## BEGIN Source data

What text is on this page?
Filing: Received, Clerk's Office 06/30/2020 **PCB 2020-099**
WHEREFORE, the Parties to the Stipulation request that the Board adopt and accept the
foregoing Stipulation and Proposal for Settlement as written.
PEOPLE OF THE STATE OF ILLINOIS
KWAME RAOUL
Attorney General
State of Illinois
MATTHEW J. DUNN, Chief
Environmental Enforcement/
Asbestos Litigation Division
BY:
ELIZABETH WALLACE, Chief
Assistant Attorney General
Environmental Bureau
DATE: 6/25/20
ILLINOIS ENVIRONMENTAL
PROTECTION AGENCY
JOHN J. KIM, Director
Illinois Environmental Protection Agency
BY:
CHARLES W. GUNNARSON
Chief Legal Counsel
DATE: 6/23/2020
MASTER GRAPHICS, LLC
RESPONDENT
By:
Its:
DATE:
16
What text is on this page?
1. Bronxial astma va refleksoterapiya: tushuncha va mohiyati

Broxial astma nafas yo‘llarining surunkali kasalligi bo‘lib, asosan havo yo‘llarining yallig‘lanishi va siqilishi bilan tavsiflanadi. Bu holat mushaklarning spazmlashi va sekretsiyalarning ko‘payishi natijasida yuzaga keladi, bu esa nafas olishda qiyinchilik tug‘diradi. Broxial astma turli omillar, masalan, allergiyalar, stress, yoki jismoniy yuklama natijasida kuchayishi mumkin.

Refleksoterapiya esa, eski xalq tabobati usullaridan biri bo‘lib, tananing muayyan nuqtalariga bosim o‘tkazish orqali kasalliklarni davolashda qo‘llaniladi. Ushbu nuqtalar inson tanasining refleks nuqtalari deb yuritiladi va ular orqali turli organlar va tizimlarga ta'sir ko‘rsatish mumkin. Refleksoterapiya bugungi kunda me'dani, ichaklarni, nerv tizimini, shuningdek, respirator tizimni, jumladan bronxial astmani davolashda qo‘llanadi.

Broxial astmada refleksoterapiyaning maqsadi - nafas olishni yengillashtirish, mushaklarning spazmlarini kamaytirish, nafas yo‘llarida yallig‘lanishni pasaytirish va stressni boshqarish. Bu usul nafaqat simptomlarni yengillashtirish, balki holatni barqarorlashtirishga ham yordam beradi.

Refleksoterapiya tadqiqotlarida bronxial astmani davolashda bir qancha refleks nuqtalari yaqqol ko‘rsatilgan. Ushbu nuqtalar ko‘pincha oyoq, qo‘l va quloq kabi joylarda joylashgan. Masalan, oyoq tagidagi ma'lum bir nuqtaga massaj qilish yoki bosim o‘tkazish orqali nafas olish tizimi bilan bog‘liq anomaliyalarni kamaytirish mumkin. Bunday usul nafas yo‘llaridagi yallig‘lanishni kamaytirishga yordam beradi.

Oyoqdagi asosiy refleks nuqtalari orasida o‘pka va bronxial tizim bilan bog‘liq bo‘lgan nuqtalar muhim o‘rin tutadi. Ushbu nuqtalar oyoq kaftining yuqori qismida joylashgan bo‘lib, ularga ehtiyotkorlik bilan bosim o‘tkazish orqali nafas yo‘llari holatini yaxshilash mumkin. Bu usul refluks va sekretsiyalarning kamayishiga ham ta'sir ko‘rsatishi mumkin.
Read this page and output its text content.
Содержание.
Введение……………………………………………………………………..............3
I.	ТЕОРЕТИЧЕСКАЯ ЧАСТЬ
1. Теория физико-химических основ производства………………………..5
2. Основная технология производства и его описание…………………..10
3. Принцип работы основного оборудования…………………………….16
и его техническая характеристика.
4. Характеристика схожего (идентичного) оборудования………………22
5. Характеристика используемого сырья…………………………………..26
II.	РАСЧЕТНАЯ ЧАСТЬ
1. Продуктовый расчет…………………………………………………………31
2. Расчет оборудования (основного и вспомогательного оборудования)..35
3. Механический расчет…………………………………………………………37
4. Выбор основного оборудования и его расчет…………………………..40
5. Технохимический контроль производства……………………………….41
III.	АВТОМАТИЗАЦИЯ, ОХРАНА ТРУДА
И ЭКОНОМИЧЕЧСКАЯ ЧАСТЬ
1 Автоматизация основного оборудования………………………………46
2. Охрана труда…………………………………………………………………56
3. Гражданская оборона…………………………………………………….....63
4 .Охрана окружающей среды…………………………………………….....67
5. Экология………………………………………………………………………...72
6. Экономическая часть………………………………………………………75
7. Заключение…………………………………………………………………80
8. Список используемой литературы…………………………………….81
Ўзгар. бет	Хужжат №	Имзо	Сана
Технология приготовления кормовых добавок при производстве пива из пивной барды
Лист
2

## END Source data

__Problem requirements__.
Report how many lines in the records hold the word "turli", giving the number and nothing else.

__Answer to the task__.
2